====== Dataset records
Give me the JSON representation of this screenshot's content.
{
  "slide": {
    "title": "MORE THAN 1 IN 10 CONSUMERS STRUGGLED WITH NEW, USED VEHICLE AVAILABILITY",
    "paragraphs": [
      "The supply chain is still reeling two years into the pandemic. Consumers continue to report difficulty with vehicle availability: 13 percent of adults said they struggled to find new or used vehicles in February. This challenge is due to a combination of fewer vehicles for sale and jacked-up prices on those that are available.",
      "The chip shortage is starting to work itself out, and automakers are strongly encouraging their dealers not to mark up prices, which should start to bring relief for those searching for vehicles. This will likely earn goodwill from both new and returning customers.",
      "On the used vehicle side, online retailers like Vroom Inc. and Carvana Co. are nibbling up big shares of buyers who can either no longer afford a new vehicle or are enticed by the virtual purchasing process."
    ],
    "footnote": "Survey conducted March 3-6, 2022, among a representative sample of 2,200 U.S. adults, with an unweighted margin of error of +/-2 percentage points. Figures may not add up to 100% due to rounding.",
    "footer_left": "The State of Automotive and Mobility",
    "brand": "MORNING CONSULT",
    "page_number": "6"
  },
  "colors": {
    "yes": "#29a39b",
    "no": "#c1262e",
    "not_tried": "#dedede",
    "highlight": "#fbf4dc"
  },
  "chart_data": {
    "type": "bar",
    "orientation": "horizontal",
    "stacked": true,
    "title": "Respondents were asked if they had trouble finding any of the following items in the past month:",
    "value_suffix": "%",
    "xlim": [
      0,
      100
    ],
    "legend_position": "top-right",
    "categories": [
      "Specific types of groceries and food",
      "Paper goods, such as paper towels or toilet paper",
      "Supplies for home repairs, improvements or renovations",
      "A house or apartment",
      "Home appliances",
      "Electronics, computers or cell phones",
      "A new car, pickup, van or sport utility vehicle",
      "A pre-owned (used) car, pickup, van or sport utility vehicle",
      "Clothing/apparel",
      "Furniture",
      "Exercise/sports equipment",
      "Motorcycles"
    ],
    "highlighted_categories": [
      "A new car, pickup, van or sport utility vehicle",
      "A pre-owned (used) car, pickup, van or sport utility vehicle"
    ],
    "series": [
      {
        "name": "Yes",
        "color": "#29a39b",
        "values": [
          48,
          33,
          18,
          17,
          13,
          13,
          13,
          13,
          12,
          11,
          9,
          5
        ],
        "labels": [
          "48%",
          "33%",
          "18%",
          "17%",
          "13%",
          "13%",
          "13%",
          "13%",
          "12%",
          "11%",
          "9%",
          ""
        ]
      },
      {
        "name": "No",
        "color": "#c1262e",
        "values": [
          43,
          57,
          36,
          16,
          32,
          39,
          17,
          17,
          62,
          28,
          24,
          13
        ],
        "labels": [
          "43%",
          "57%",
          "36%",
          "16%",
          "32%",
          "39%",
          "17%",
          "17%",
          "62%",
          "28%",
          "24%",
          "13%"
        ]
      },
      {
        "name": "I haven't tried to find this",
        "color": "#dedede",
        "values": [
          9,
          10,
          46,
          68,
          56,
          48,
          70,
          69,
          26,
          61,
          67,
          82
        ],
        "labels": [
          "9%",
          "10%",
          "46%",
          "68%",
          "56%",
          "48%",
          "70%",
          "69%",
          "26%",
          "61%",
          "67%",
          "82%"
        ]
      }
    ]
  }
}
============
What you need to do
Reproduce the records above exactly as they appear.

Correct response
Give me the JSON representation of this screenshot's content.
{
  "slide": {
    "title": "MORE THAN 1 IN 10 CONSUMERS STRUGGLED WITH NEW, USED VEHICLE AVAILABILITY",
    "paragraphs": [
      "The supply chain is still reeling two years into the pandemic. Consumers continue to report difficulty with vehicle availability: 13 percent of adults said they struggled to find new or used vehicles in February. This challenge is due to a combination of fewer vehicles for sale and jacked-up prices on those that are available.",
      "The chip shortage is starting to work itself out, and automakers are strongly encouraging their dealers not to mark up prices, which should start to bring relief for those searching for vehicles. This will likely earn goodwill from both new and returning customers.",
      "On the used vehicle side, online retailers like Vroom Inc. and Carvana Co. are nibbling up big shares of buyers who can either no longer afford a new vehicle or are enticed by the virtual purchasing process."
    ],
    "footnote": "Survey conducted March 3-6, 2022, among a representative sample of 2,200 U.S. adults, with an unweighted margin of error of +/-2 percentage points. Figures may not add up to 100% due to rounding.",
    "footer_left": "The State of Automotive and Mobility",
    "brand": "MORNING CONSULT",
    "page_number": "6"
  },
  "colors": {
    "yes": "#29a39b",
    "no": "#c1262e",
    "not_tried": "#dedede",
    "highlight": "#fbf4dc"
  },
  "chart_data": {
    "type": "bar",
    "orientation": "horizontal",
    "stacked": true,
    "title": "Respondents were asked if they had trouble finding any of the following items in the past month:",
    "value_suffix": "%",
    "xlim": [
      0,
      100
    ],
    "legend_position": "top-right",
    "categories": [
      "Specific types of groceries and food",
      "Paper goods, such as paper towels or toilet paper",
      "Supplies for home repairs, improvements or renovations",
      "A house or apartment",
      "Home appliances",
      "Electronics, computers or cell phones",
      "A new car, pickup, van or sport utility vehicle",
      "A pre-owned (used) car, pickup, van or sport utility vehicle",
      "Clothing/apparel",
      "Furniture",
      "Exercise/sports equipment",
      "Motorcycles"
    ],
    "highlighted_categories": [
      "A new car, pickup, van or sport utility vehicle",
      "A pre-owned (used) car, pickup, van or sport utility vehicle"
    ],
    "series": [
      {
        "name": "Yes",
        "color": "#29a39b",
        "values": [
          48,
          33,
          18,
          17,
          13,
          13,
          13,
          13,
          12,
          11,
          9,
          5
        ],
        "labels": [
          "48%",
          "33%",
          "18%",
          "17%",
          "13%",
          "13%",
          "13%",
          "13%",
          "12%",
          "11%",
          "9%",
          ""
        ]
      },
      {
        "name": "No",
        "color": "#c1262e",
        "values": [
          43,
          57,
          36,
          16,
          32,
          39,
          17,
          17,
          62,
          28,
          24,
          13
        ],
        "labels": [
          "43%",
          "57%",
          "36%",
          "16%",
          "32%",
          "39%",
          "17%",
          "17%",
          "62%",
          "28%",
          "24%",
          "13%"
        ]
      },
      {
        "name": "I haven't tried to find this",
        "color": "#dedede",
        "values": [
          9,
          10,
          46,
          68,
          56,
          48,
          70,
          69,
          26,
          61,
          67,
          82
        ],
        "labels": [
          "9%",
          "10%",
          "46%",
          "68%",
          "56%",
          "48%",
          "70%",
          "69%",
          "26%",
          "61%",
          "67%",
          "82%"
        ]
      }
    ]
  }
}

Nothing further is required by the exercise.